===== LISTING

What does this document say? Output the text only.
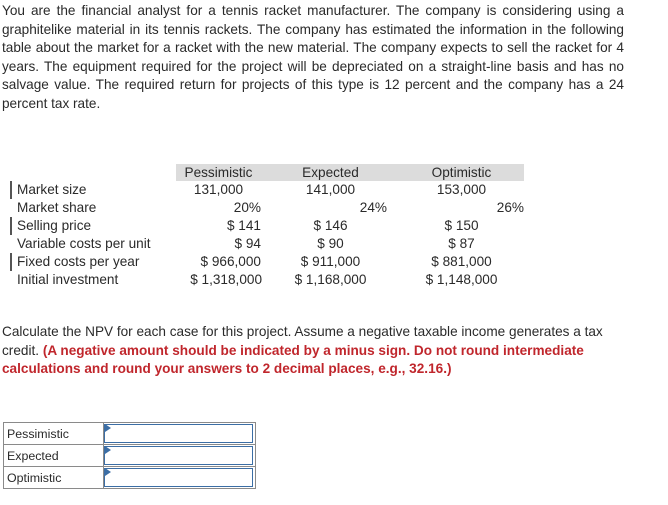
You are the financial analyst for a tennis racket manufacturer. The company is considering using a graphitelike material in its tennis rackets. The company has estimated the information in the following table about the market for a racket with the new material. The company expects to sell the racket for 4 years. The equipment required for the project will be depreciated on a straight-line basis and has no salvage value. The required return for projects of this type is 12 percent and the company has a 24 percent tax rate.

	Pessimistic	Expected	Optimistic
Market size	131,000	141,000	153,000
Market share	20%	24%	26%
Selling price	$ 141	$ 146	$ 150
Variable costs per unit	$ 94	$ 90	$ 87
Fixed costs per year	$ 966,000	$ 911,000	$ 881,000
Initial investment	$ 1,318,000	$ 1,168,000	$ 1,148,000

Calculate the NPV for each case for this project. Assume a negative taxable income generates a tax credit. (A negative amount should be indicated by a minus sign. Do not round intermediate calculations and round your answers to 2 decimal places, e.g., 32.16.)

Pessimistic	

Expected	

Optimistic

==========

- WHAT IS REQUIRED -
Report all lines of the data that include the word "costs".

- WORKED SOLUTION -
Variable costs per unit	$ 94	$ 90	$ 87
Fixed costs per year	$ 966,000	$ 911,000	$ 881,000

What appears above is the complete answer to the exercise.